WORK TO COMPLETE >> Return the material exactly as supplied, apart from the pictures, which are omitted.

DATA ROWS >>
━━━━━━
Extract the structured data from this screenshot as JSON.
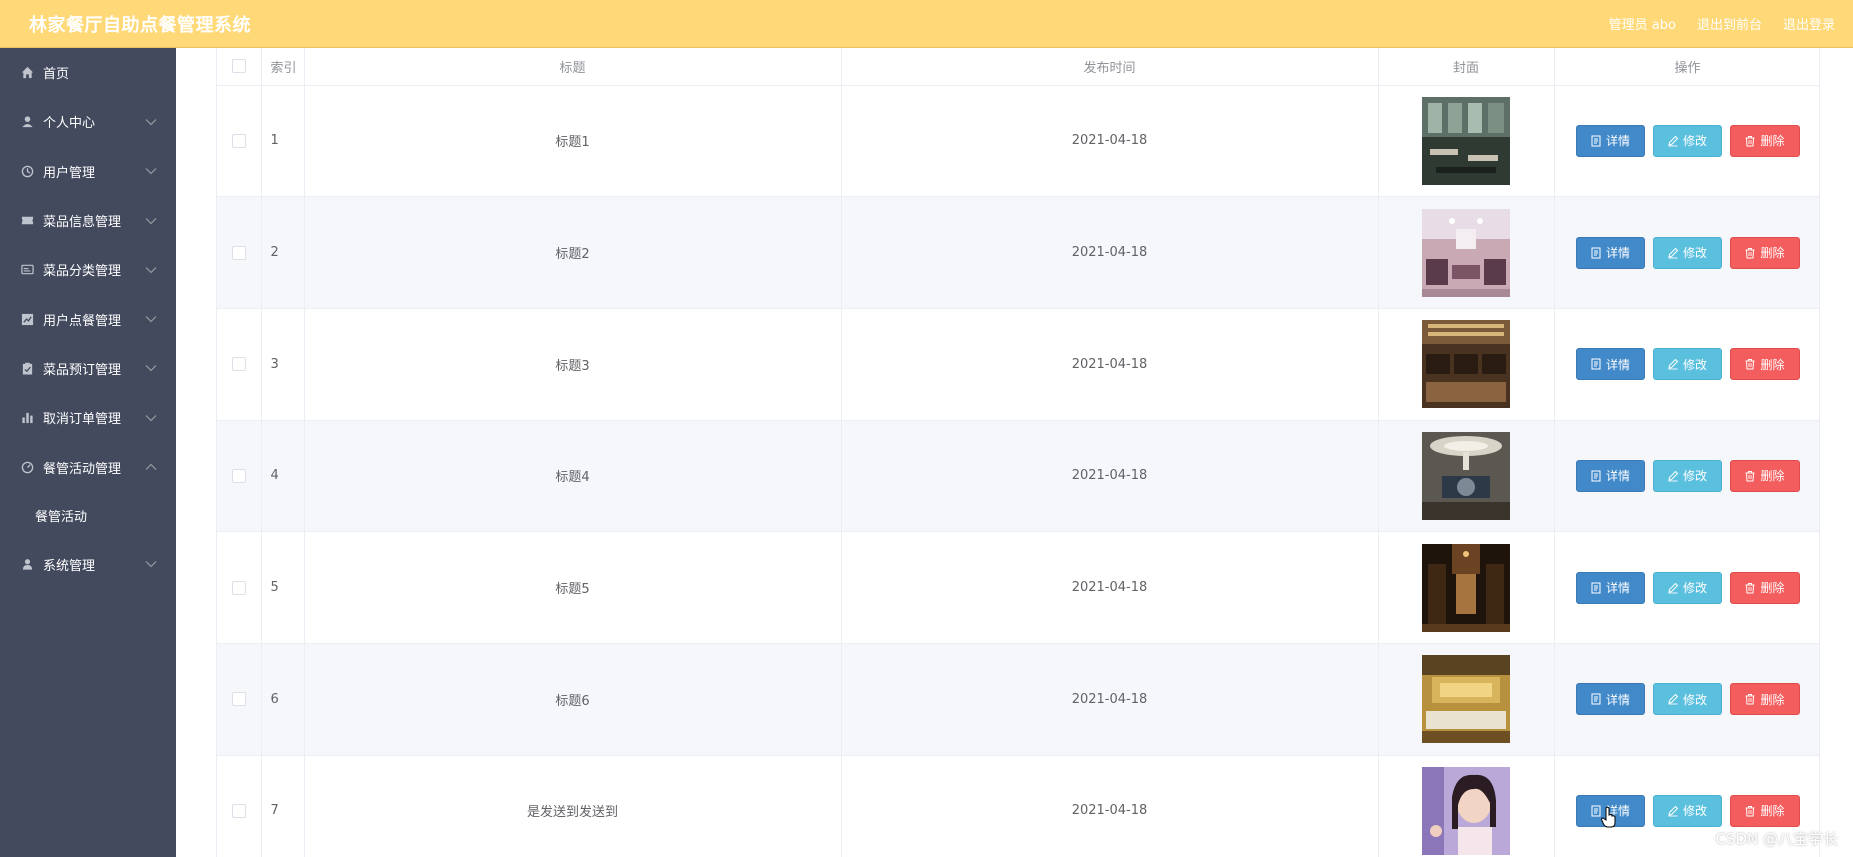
{
  "header": {
    "title": "林家餐厅自助点餐管理系统",
    "user": "管理员 abo",
    "to_front": "退出到前台",
    "logout": "退出登录"
  },
  "sidebar": {
    "items": [
      {
        "label": "首页",
        "icon": "home-icon"
      },
      {
        "label": "个人中心",
        "icon": "user-icon"
      },
      {
        "label": "用户管理",
        "icon": "clock-icon"
      },
      {
        "label": "菜品信息管理",
        "icon": "ticket-icon"
      },
      {
        "label": "菜品分类管理",
        "icon": "card-icon"
      },
      {
        "label": "用户点餐管理",
        "icon": "chart-icon"
      },
      {
        "label": "菜品预订管理",
        "icon": "clipboard-icon"
      },
      {
        "label": "取消订单管理",
        "icon": "bars-icon"
      },
      {
        "label": "餐管活动管理",
        "icon": "gauge-icon"
      },
      {
        "label": "系统管理",
        "icon": "person-icon"
      }
    ],
    "active_sub": "餐管活动"
  },
  "table": {
    "columns": [
      "索引",
      "标题",
      "发布时间",
      "封面",
      "操作"
    ],
    "buttons": {
      "detail": "详情",
      "edit": "修改",
      "delete": "删除"
    },
    "rows": [
      {
        "index": "1",
        "title": "标题1",
        "date": "2021-04-18"
      },
      {
        "index": "2",
        "title": "标题2",
        "date": "2021-04-18"
      },
      {
        "index": "3",
        "title": "标题3",
        "date": "2021-04-18"
      },
      {
        "index": "4",
        "title": "标题4",
        "date": "2021-04-18"
      },
      {
        "index": "5",
        "title": "标题5",
        "date": "2021-04-18"
      },
      {
        "index": "6",
        "title": "标题6",
        "date": "2021-04-18"
      },
      {
        "index": "7",
        "title": "是发送到发送到",
        "date": "2021-04-18"
      }
    ]
  },
  "watermark": "CSDN @八宝学长",
  "colors": {
    "header_bg": "#ffd978",
    "sidebar_bg": "#434a5e",
    "detail_btn": "#4189c9",
    "edit_btn": "#5bc0de",
    "delete_btn": "#f45d5d"
  }
}
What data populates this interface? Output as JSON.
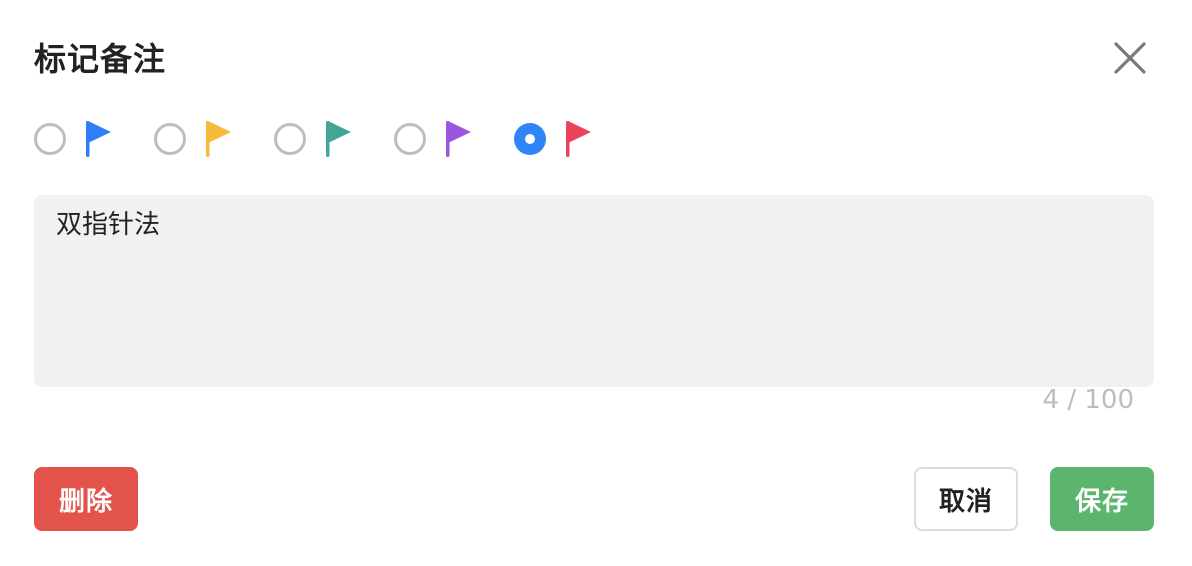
{
  "dialog": {
    "title": "标记备注",
    "close_icon": "close-icon"
  },
  "colors": [
    {
      "id": "blue",
      "flag_color": "#2d7ef7",
      "selected": false,
      "icon": "flag-icon"
    },
    {
      "id": "yellow",
      "flag_color": "#f5b93c",
      "selected": false,
      "icon": "flag-icon"
    },
    {
      "id": "teal",
      "flag_color": "#43a597",
      "selected": false,
      "icon": "flag-icon"
    },
    {
      "id": "purple",
      "flag_color": "#9b55e0",
      "selected": false,
      "icon": "flag-icon"
    },
    {
      "id": "red",
      "flag_color": "#e9445b",
      "selected": true,
      "icon": "flag-icon"
    }
  ],
  "note": {
    "value": "双指针法",
    "counter": "4 / 100"
  },
  "buttons": {
    "delete_label": "删除",
    "cancel_label": "取消",
    "save_label": "保存"
  },
  "theme": {
    "radio_selected": "#2f85f7",
    "delete_bg": "#e2534b",
    "save_bg": "#5cb56c",
    "textarea_bg": "#f1f1f3"
  }
}
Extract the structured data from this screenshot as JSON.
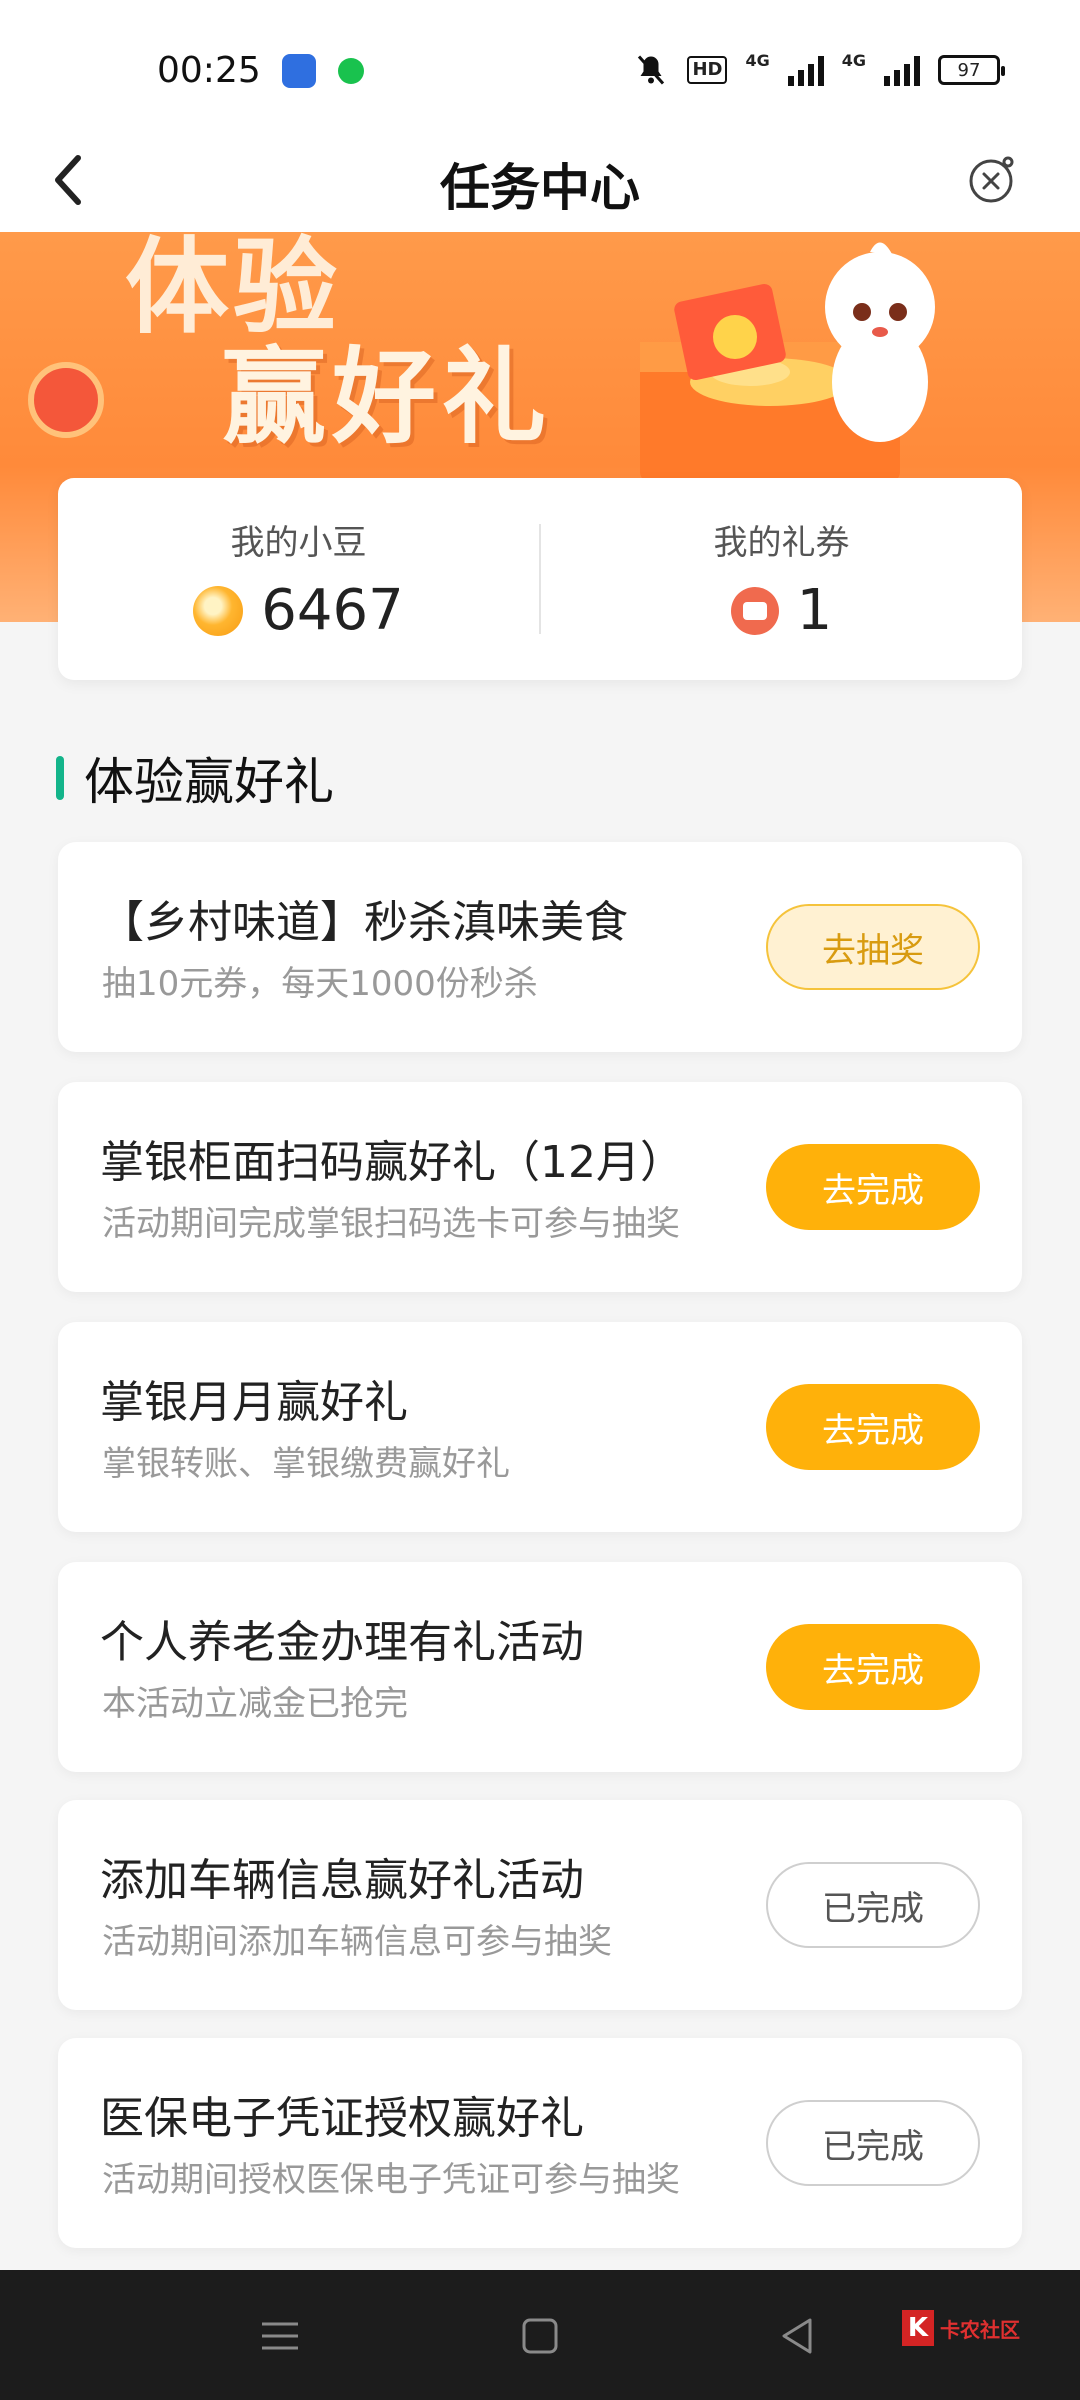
{
  "status_bar": {
    "time": "00:25",
    "hd_label": "HD",
    "net1": "4G",
    "net2": "4G",
    "battery": "97"
  },
  "navbar": {
    "title": "任务中心"
  },
  "banner": {
    "line1": "体验",
    "line2": "赢好礼"
  },
  "stats": {
    "beans_label": "我的小豆",
    "beans_value": "6467",
    "coupons_label": "我的礼券",
    "coupons_value": "1"
  },
  "section": {
    "title": "体验赢好礼"
  },
  "tasks": [
    {
      "title": "【乡村味道】秒杀滇味美食",
      "subtitle": "抽10元券，每天1000份秒杀",
      "button": "去抽奖",
      "state": "lottery"
    },
    {
      "title": "掌银柜面扫码赢好礼（12月）",
      "subtitle": "活动期间完成掌银扫码选卡可参与抽奖",
      "button": "去完成",
      "state": "todo"
    },
    {
      "title": "掌银月月赢好礼",
      "subtitle": "掌银转账、掌银缴费赢好礼",
      "button": "去完成",
      "state": "todo"
    },
    {
      "title": "个人养老金办理有礼活动",
      "subtitle": "本活动立减金已抢完",
      "button": "去完成",
      "state": "todo"
    },
    {
      "title": "添加车辆信息赢好礼活动",
      "subtitle": "活动期间添加车辆信息可参与抽奖",
      "button": "已完成",
      "state": "done"
    },
    {
      "title": "医保电子凭证授权赢好礼",
      "subtitle": "活动期间授权医保电子凭证可参与抽奖",
      "button": "已完成",
      "state": "done"
    }
  ],
  "watermark": {
    "text": "卡农社区"
  },
  "colors": {
    "accent_green": "#13b48a",
    "button_orange": "#ffb10a",
    "banner_orange": "#ff8a3a"
  }
}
━━━━━━
OUTPUT >>
Extract the structured data from this screenshot as JSON.
{
  "header": {
    "title": "林家餐厅自助点餐管理系统",
    "user": "管理员 abo",
    "to_front": "退出到前台",
    "logout": "退出登录"
  },
  "sidebar": {
    "items": [
      {
        "label": "首页",
        "icon": "home-icon"
      },
      {
        "label": "个人中心",
        "icon": "user-icon"
      },
      {
        "label": "用户管理",
        "icon": "clock-icon"
      },
      {
        "label": "菜品信息管理",
        "icon": "ticket-icon"
      },
      {
        "label": "菜品分类管理",
        "icon": "card-icon"
      },
      {
        "label": "用户点餐管理",
        "icon": "chart-icon"
      },
      {
        "label": "菜品预订管理",
        "icon": "clipboard-icon"
      },
      {
        "label": "取消订单管理",
        "icon": "bars-icon"
      },
      {
        "label": "餐管活动管理",
        "icon": "gauge-icon"
      },
      {
        "label": "系统管理",
        "icon": "person-icon"
      }
    ],
    "active_sub": "餐管活动"
  },
  "table": {
    "columns": [
      "索引",
      "标题",
      "发布时间",
      "封面",
      "操作"
    ],
    "buttons": {
      "detail": "详情",
      "edit": "修改",
      "delete": "删除"
    },
    "rows": [
      {
        "index": "1",
        "title": "标题1",
        "date": "2021-04-18"
      },
      {
        "index": "2",
        "title": "标题2",
        "date": "2021-04-18"
      },
      {
        "index": "3",
        "title": "标题3",
        "date": "2021-04-18"
      },
      {
        "index": "4",
        "title": "标题4",
        "date": "2021-04-18"
      },
      {
        "index": "5",
        "title": "标题5",
        "date": "2021-04-18"
      },
      {
        "index": "6",
        "title": "标题6",
        "date": "2021-04-18"
      },
      {
        "index": "7",
        "title": "是发送到发送到",
        "date": "2021-04-18"
      }
    ]
  },
  "watermark": "CSDN @八宝学长",
  "colors": {
    "header_bg": "#ffd978",
    "sidebar_bg": "#434a5e",
    "detail_btn": "#4189c9",
    "edit_btn": "#5bc0de",
    "delete_btn": "#f45d5d"
  }
}
What data populates this interface? Output as JSON.
{
  "dialog": {
    "title": "标记备注",
    "close_icon": "close-icon"
  },
  "colors": [
    {
      "id": "blue",
      "flag_color": "#2d7ef7",
      "selected": false,
      "icon": "flag-icon"
    },
    {
      "id": "yellow",
      "flag_color": "#f5b93c",
      "selected": false,
      "icon": "flag-icon"
    },
    {
      "id": "teal",
      "flag_color": "#43a597",
      "selected": false,
      "icon": "flag-icon"
    },
    {
      "id": "purple",
      "flag_color": "#9b55e0",
      "selected": false,
      "icon": "flag-icon"
    },
    {
      "id": "red",
      "flag_color": "#e9445b",
      "selected": true,
      "icon": "flag-icon"
    }
  ],
  "note": {
    "value": "双指针法",
    "counter": "4 / 100"
  },
  "buttons": {
    "delete_label": "删除",
    "cancel_label": "取消",
    "save_label": "保存"
  },
  "theme": {
    "radio_selected": "#2f85f7",
    "delete_bg": "#e2534b",
    "save_bg": "#5cb56c",
    "textarea_bg": "#f1f1f3"
  }
}
Extract the structured data from this screenshot as JSON.
{
  "status_bar": {
    "time": "00:25",
    "hd_label": "HD",
    "net1": "4G",
    "net2": "4G",
    "battery": "97"
  },
  "navbar": {
    "title": "任务中心"
  },
  "banner": {
    "line1": "体验",
    "line2": "赢好礼"
  },
  "stats": {
    "beans_label": "我的小豆",
    "beans_value": "6467",
    "coupons_label": "我的礼券",
    "coupons_value": "1"
  },
  "section": {
    "title": "体验赢好礼"
  },
  "tasks": [
    {
      "title": "【乡村味道】秒杀滇味美食",
      "subtitle": "抽10元券，每天1000份秒杀",
      "button": "去抽奖",
      "state": "lottery"
    },
    {
      "title": "掌银柜面扫码赢好礼（12月）",
      "subtitle": "活动期间完成掌银扫码选卡可参与抽奖",
      "button": "去完成",
      "state": "todo"
    },
    {
      "title": "掌银月月赢好礼",
      "subtitle": "掌银转账、掌银缴费赢好礼",
      "button": "去完成",
      "state": "todo"
    },
    {
      "title": "个人养老金办理有礼活动",
      "subtitle": "本活动立减金已抢完",
      "button": "去完成",
      "state": "todo"
    },
    {
      "title": "添加车辆信息赢好礼活动",
      "subtitle": "活动期间添加车辆信息可参与抽奖",
      "button": "已完成",
      "state": "done"
    },
    {
      "title": "医保电子凭证授权赢好礼",
      "subtitle": "活动期间授权医保电子凭证可参与抽奖",
      "button": "已完成",
      "state": "done"
    }
  ],
  "watermark": {
    "text": "卡农社区"
  },
  "colors": {
    "accent_green": "#13b48a",
    "button_orange": "#ffb10a",
    "banner_orange": "#ff8a3a"
  }
}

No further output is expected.